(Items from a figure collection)
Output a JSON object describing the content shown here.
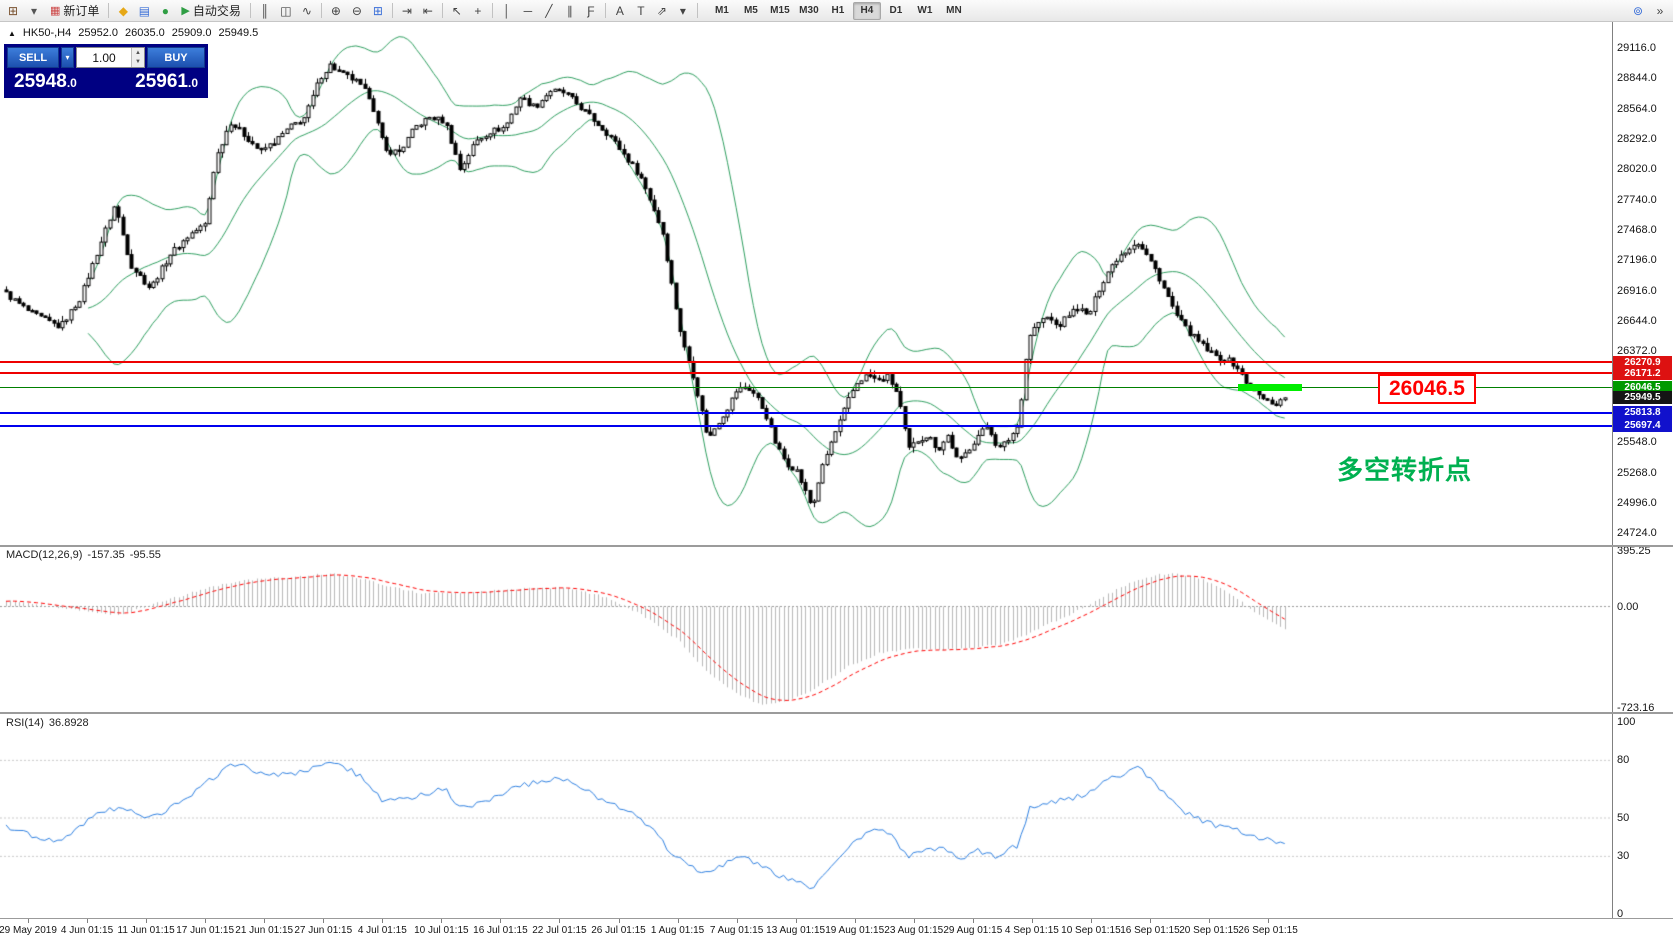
{
  "toolbar": {
    "items": [
      {
        "t": "icon",
        "name": "new-chart-icon",
        "glyph": "⊞",
        "color": "#7a5230"
      },
      {
        "t": "icon",
        "name": "chart-list-dropdown-icon",
        "glyph": "▾",
        "color": "#555555"
      },
      {
        "t": "button",
        "name": "new-order-button",
        "glyph": "▦",
        "glyph_color": "#cc4444",
        "label": "新订单"
      },
      {
        "t": "sep"
      },
      {
        "t": "icon",
        "name": "metaquotes-market-icon",
        "glyph": "◆",
        "color": "#e6a817"
      },
      {
        "t": "icon",
        "name": "data-window-icon",
        "glyph": "▤",
        "color": "#3a6fd8"
      },
      {
        "t": "icon",
        "name": "strategy-navigator-icon",
        "glyph": "●",
        "color": "#2f9e44"
      },
      {
        "t": "button",
        "name": "auto-trading-button",
        "glyph": "▶",
        "glyph_color": "#2f9e44",
        "label": "自动交易"
      },
      {
        "t": "sep"
      },
      {
        "t": "icon",
        "name": "bar-chart-icon",
        "glyph": "║",
        "color": "#444444"
      },
      {
        "t": "icon",
        "name": "candlestick-chart-icon",
        "glyph": "◫",
        "color": "#444444"
      },
      {
        "t": "icon",
        "name": "line-chart-icon",
        "glyph": "∿",
        "color": "#444444"
      },
      {
        "t": "sep"
      },
      {
        "t": "icon",
        "name": "zoom-in-icon",
        "glyph": "⊕",
        "color": "#444444"
      },
      {
        "t": "icon",
        "name": "zoom-out-icon",
        "glyph": "⊖",
        "color": "#444444"
      },
      {
        "t": "icon",
        "name": "tile-windows-icon",
        "glyph": "⊞",
        "color": "#3a6fd8"
      },
      {
        "t": "sep"
      },
      {
        "t": "icon",
        "name": "auto-scroll-icon",
        "glyph": "⇥",
        "color": "#444444"
      },
      {
        "t": "icon",
        "name": "chart-shift-icon",
        "glyph": "⇤",
        "color": "#444444"
      },
      {
        "t": "sep"
      },
      {
        "t": "icon",
        "name": "cursor-icon",
        "glyph": "↖",
        "color": "#444444"
      },
      {
        "t": "icon",
        "name": "crosshair-icon",
        "glyph": "+",
        "color": "#444444"
      },
      {
        "t": "sep"
      },
      {
        "t": "icon",
        "name": "vertical-line-icon",
        "glyph": "│",
        "color": "#444444"
      },
      {
        "t": "icon",
        "name": "horizontal-line-icon",
        "glyph": "─",
        "color": "#444444"
      },
      {
        "t": "icon",
        "name": "trendline-icon",
        "glyph": "╱",
        "color": "#444444"
      },
      {
        "t": "icon",
        "name": "equidistant-channel-icon",
        "glyph": "∥",
        "color": "#444444"
      },
      {
        "t": "icon",
        "name": "fibonacci-icon",
        "glyph": "Ƒ",
        "color": "#444444"
      },
      {
        "t": "sep"
      },
      {
        "t": "icon",
        "name": "text-icon",
        "glyph": "A",
        "color": "#444444"
      },
      {
        "t": "icon",
        "name": "text-label-icon",
        "glyph": "T",
        "color": "#444444"
      },
      {
        "t": "icon",
        "name": "arrows-tool-icon",
        "glyph": "⇗",
        "color": "#444444"
      },
      {
        "t": "icon",
        "name": "objects-dropdown-icon",
        "glyph": "▾",
        "color": "#444444"
      },
      {
        "t": "sep"
      }
    ],
    "timeframes": {
      "items": [
        "M1",
        "M5",
        "M15",
        "M30",
        "H1",
        "H4",
        "D1",
        "W1",
        "MN"
      ],
      "active": "H4"
    },
    "right_items": [
      {
        "name": "search-icon",
        "glyph": "⊚",
        "color": "#3a6fd8"
      },
      {
        "name": "toolbar-overflow-icon",
        "glyph": "»",
        "color": "#444444"
      }
    ]
  },
  "chart_header": {
    "marker": "▲",
    "symbol_timeframe": "HK50-,H4",
    "open": "25952.0",
    "high": "26035.0",
    "low": "25909.0",
    "close": "25949.5"
  },
  "trade_panel": {
    "sell_label": "SELL",
    "buy_label": "BUY",
    "volume": "1.00",
    "dropdown_glyph": "▾",
    "spin_up_glyph": "▲",
    "spin_down_glyph": "▼",
    "sell_price_main": "25948",
    "sell_price_frac": ".0",
    "buy_price_main": "25961",
    "buy_price_frac": ".0"
  },
  "price_axis": {
    "ticks": [
      "29116.0",
      "28844.0",
      "28564.0",
      "28292.0",
      "28020.0",
      "27740.0",
      "27468.0",
      "27196.0",
      "26916.0",
      "26644.0",
      "26372.0",
      "25548.0",
      "25268.0",
      "24996.0",
      "24724.0"
    ],
    "tags": [
      {
        "text": "26270.9",
        "bg": "#dd1111"
      },
      {
        "text": "26171.2",
        "bg": "#dd1111"
      },
      {
        "text": "26046.5",
        "bg": "#009900"
      },
      {
        "text": "25949.5",
        "bg": "#151515"
      },
      {
        "text": "25813.8",
        "bg": "#1111cc"
      },
      {
        "text": "25697.4",
        "bg": "#1111cc"
      }
    ]
  },
  "time_axis": {
    "labels": [
      "29 May 2019",
      "4 Jun 01:15",
      "11 Jun 01:15",
      "17 Jun 01:15",
      "21 Jun 01:15",
      "27 Jun 01:15",
      "4 Jul 01:15",
      "10 Jul 01:15",
      "16 Jul 01:15",
      "22 Jul 01:15",
      "26 Jul 01:15",
      "1 Aug 01:15",
      "7 Aug 01:15",
      "13 Aug 01:15",
      "19 Aug 01:15",
      "23 Aug 01:15",
      "29 Aug 01:15",
      "4 Sep 01:15",
      "10 Sep 01:15",
      "16 Sep 01:15",
      "20 Sep 01:15",
      "26 Sep 01:15"
    ]
  },
  "macd_panel": {
    "label": "MACD(12,26,9)",
    "value1": "-157.35",
    "value2": "-95.55",
    "ticks": [
      "395.25",
      "0.00",
      "-723.16"
    ]
  },
  "rsi_panel": {
    "label": "RSI(14)",
    "value": "36.8928",
    "ticks": [
      "100",
      "80",
      "50",
      "30",
      "0"
    ]
  },
  "chart_data": [
    {
      "type": "candlestick",
      "symbol": "HK50-",
      "timeframe": "H4",
      "ohlc": {
        "open": 25952.0,
        "high": 26035.0,
        "low": 25909.0,
        "close": 25949.5
      },
      "y_axis": {
        "ticks": [
          29116.0,
          28844.0,
          28564.0,
          28292.0,
          28020.0,
          27740.0,
          27468.0,
          27196.0,
          26916.0,
          26644.0,
          26372.0,
          25548.0,
          25268.0,
          24996.0,
          24724.0
        ],
        "visible_range": [
          24620,
          29360
        ]
      },
      "x_axis": {
        "labels_see": "time_axis.labels"
      },
      "candles": {
        "count": 297,
        "first_x": 6,
        "spacing": 4.32,
        "body_width": 3,
        "up_fill": "#ffffff",
        "down_fill": "#000000",
        "outline": "#000000"
      },
      "price_path": [
        [
          5,
          26900
        ],
        [
          30,
          26720
        ],
        [
          60,
          26590
        ],
        [
          80,
          26850
        ],
        [
          100,
          27340
        ],
        [
          115,
          27700
        ],
        [
          130,
          27160
        ],
        [
          150,
          26940
        ],
        [
          170,
          27250
        ],
        [
          190,
          27430
        ],
        [
          205,
          27520
        ],
        [
          215,
          28100
        ],
        [
          230,
          28450
        ],
        [
          245,
          28320
        ],
        [
          260,
          28180
        ],
        [
          275,
          28270
        ],
        [
          290,
          28400
        ],
        [
          305,
          28490
        ],
        [
          320,
          28850
        ],
        [
          330,
          28960
        ],
        [
          340,
          28890
        ],
        [
          355,
          28820
        ],
        [
          370,
          28670
        ],
        [
          385,
          28180
        ],
        [
          400,
          28180
        ],
        [
          415,
          28400
        ],
        [
          430,
          28490
        ],
        [
          445,
          28450
        ],
        [
          460,
          28010
        ],
        [
          475,
          28270
        ],
        [
          490,
          28360
        ],
        [
          505,
          28400
        ],
        [
          520,
          28670
        ],
        [
          535,
          28580
        ],
        [
          550,
          28730
        ],
        [
          565,
          28710
        ],
        [
          580,
          28580
        ],
        [
          595,
          28450
        ],
        [
          610,
          28320
        ],
        [
          625,
          28140
        ],
        [
          640,
          27960
        ],
        [
          652,
          27700
        ],
        [
          663,
          27430
        ],
        [
          672,
          26940
        ],
        [
          682,
          26460
        ],
        [
          692,
          26190
        ],
        [
          700,
          25880
        ],
        [
          708,
          25570
        ],
        [
          716,
          25700
        ],
        [
          726,
          25835
        ],
        [
          736,
          26010
        ],
        [
          746,
          26055
        ],
        [
          756,
          25970
        ],
        [
          766,
          25790
        ],
        [
          776,
          25520
        ],
        [
          786,
          25360
        ],
        [
          796,
          25300
        ],
        [
          806,
          25080
        ],
        [
          812,
          24950
        ],
        [
          820,
          25260
        ],
        [
          830,
          25520
        ],
        [
          840,
          25740
        ],
        [
          850,
          25970
        ],
        [
          858,
          26100
        ],
        [
          868,
          26160
        ],
        [
          878,
          26100
        ],
        [
          888,
          26145
        ],
        [
          898,
          25970
        ],
        [
          908,
          25480
        ],
        [
          918,
          25570
        ],
        [
          928,
          25610
        ],
        [
          938,
          25480
        ],
        [
          948,
          25610
        ],
        [
          958,
          25360
        ],
        [
          968,
          25480
        ],
        [
          978,
          25610
        ],
        [
          988,
          25700
        ],
        [
          998,
          25480
        ],
        [
          1008,
          25570
        ],
        [
          1018,
          25700
        ],
        [
          1028,
          26500
        ],
        [
          1038,
          26630
        ],
        [
          1048,
          26680
        ],
        [
          1058,
          26590
        ],
        [
          1068,
          26700
        ],
        [
          1078,
          26770
        ],
        [
          1088,
          26680
        ],
        [
          1098,
          26920
        ],
        [
          1108,
          27100
        ],
        [
          1118,
          27230
        ],
        [
          1128,
          27300
        ],
        [
          1136,
          27370
        ],
        [
          1146,
          27250
        ],
        [
          1156,
          27100
        ],
        [
          1166,
          26900
        ],
        [
          1176,
          26700
        ],
        [
          1186,
          26570
        ],
        [
          1196,
          26480
        ],
        [
          1206,
          26390
        ],
        [
          1216,
          26320
        ],
        [
          1226,
          26300
        ],
        [
          1236,
          26240
        ],
        [
          1246,
          26080
        ],
        [
          1256,
          25990
        ],
        [
          1266,
          25920
        ],
        [
          1276,
          25900
        ],
        [
          1285,
          25949.5
        ]
      ],
      "overlays": {
        "bollinger": {
          "period": 20,
          "deviation": 2,
          "color": "#2e9e5f"
        }
      },
      "levels": [
        {
          "price": 26270.9,
          "color": "#ee0000",
          "width": 2
        },
        {
          "price": 26171.2,
          "color": "#ee0000",
          "width": 2
        },
        {
          "price": 26046.5,
          "color": "#008000",
          "width": 1
        },
        {
          "price": 25813.8,
          "color": "#0000ee",
          "width": 2
        },
        {
          "price": 25697.4,
          "color": "#0000ee",
          "width": 2
        }
      ],
      "current_price": 25949.5,
      "highlight_segment": {
        "price": 26046.5,
        "x_from": 1238,
        "x_to": 1302,
        "thickness": 7,
        "color": "#00ee00"
      },
      "annotations": [
        {
          "text": "26046.5",
          "type": "boxed-label",
          "color": "#ff0000"
        },
        {
          "text": "多空转折点",
          "type": "text",
          "color": "#00b050"
        }
      ]
    },
    {
      "type": "macd",
      "label": "MACD(12,26,9)",
      "macd_value": -157.35,
      "signal_value": -95.55,
      "y_ticks": [
        395.25,
        0.0,
        -723.16
      ],
      "histogram_color": "#b8b8b8",
      "signal_color": "#ff0000",
      "signal_style": "dashed",
      "zero_line_color": "#9a9a9a",
      "macd_path": [
        [
          0,
          50
        ],
        [
          80,
          -30
        ],
        [
          120,
          -60
        ],
        [
          160,
          30
        ],
        [
          210,
          140
        ],
        [
          250,
          190
        ],
        [
          300,
          215
        ],
        [
          330,
          235
        ],
        [
          360,
          200
        ],
        [
          385,
          150
        ],
        [
          420,
          95
        ],
        [
          470,
          100
        ],
        [
          520,
          125
        ],
        [
          560,
          135
        ],
        [
          600,
          80
        ],
        [
          640,
          -50
        ],
        [
          680,
          -250
        ],
        [
          700,
          -420
        ],
        [
          730,
          -590
        ],
        [
          760,
          -700
        ],
        [
          790,
          -670
        ],
        [
          820,
          -560
        ],
        [
          850,
          -420
        ],
        [
          880,
          -330
        ],
        [
          910,
          -300
        ],
        [
          940,
          -310
        ],
        [
          970,
          -300
        ],
        [
          1000,
          -270
        ],
        [
          1020,
          -220
        ],
        [
          1040,
          -150
        ],
        [
          1070,
          -60
        ],
        [
          1100,
          60
        ],
        [
          1130,
          170
        ],
        [
          1155,
          225
        ],
        [
          1175,
          240
        ],
        [
          1200,
          200
        ],
        [
          1230,
          90
        ],
        [
          1255,
          -40
        ],
        [
          1270,
          -110
        ],
        [
          1285,
          -157.35
        ]
      ]
    },
    {
      "type": "rsi",
      "label": "RSI(14)",
      "value": 36.8928,
      "period": 14,
      "y_ticks": [
        100,
        80,
        50,
        30,
        0
      ],
      "levels": [
        80,
        50,
        30
      ],
      "line_color": "#2d7fe0",
      "level_line_color": "#c8c8c8",
      "rsi_path": [
        [
          0,
          46
        ],
        [
          40,
          40
        ],
        [
          60,
          37
        ],
        [
          90,
          50
        ],
        [
          120,
          56
        ],
        [
          150,
          50
        ],
        [
          180,
          58
        ],
        [
          215,
          72
        ],
        [
          235,
          78
        ],
        [
          260,
          74
        ],
        [
          290,
          72
        ],
        [
          320,
          77
        ],
        [
          335,
          79
        ],
        [
          360,
          72
        ],
        [
          385,
          58
        ],
        [
          420,
          62
        ],
        [
          445,
          65
        ],
        [
          460,
          55
        ],
        [
          490,
          60
        ],
        [
          520,
          67
        ],
        [
          555,
          70
        ],
        [
          575,
          68
        ],
        [
          600,
          60
        ],
        [
          625,
          55
        ],
        [
          650,
          45
        ],
        [
          675,
          30
        ],
        [
          700,
          22
        ],
        [
          720,
          25
        ],
        [
          740,
          30
        ],
        [
          760,
          26
        ],
        [
          780,
          20
        ],
        [
          800,
          16
        ],
        [
          812,
          14
        ],
        [
          830,
          25
        ],
        [
          850,
          36
        ],
        [
          870,
          44
        ],
        [
          890,
          42
        ],
        [
          908,
          30
        ],
        [
          928,
          34
        ],
        [
          948,
          33
        ],
        [
          958,
          28
        ],
        [
          978,
          33
        ],
        [
          998,
          30
        ],
        [
          1018,
          36
        ],
        [
          1030,
          55
        ],
        [
          1050,
          58
        ],
        [
          1068,
          60
        ],
        [
          1090,
          63
        ],
        [
          1108,
          70
        ],
        [
          1128,
          74
        ],
        [
          1136,
          77
        ],
        [
          1156,
          68
        ],
        [
          1176,
          56
        ],
        [
          1196,
          50
        ],
        [
          1216,
          46
        ],
        [
          1236,
          44
        ],
        [
          1256,
          40
        ],
        [
          1270,
          39
        ],
        [
          1285,
          36.89
        ]
      ]
    }
  ]
}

_Set task_
Identify which lines contain the word "button" and copy each one.

_Solved exercise_
        "t": "button",
        "name": "new-order-button",
        "t": "button",
        "name": "auto-trading-button",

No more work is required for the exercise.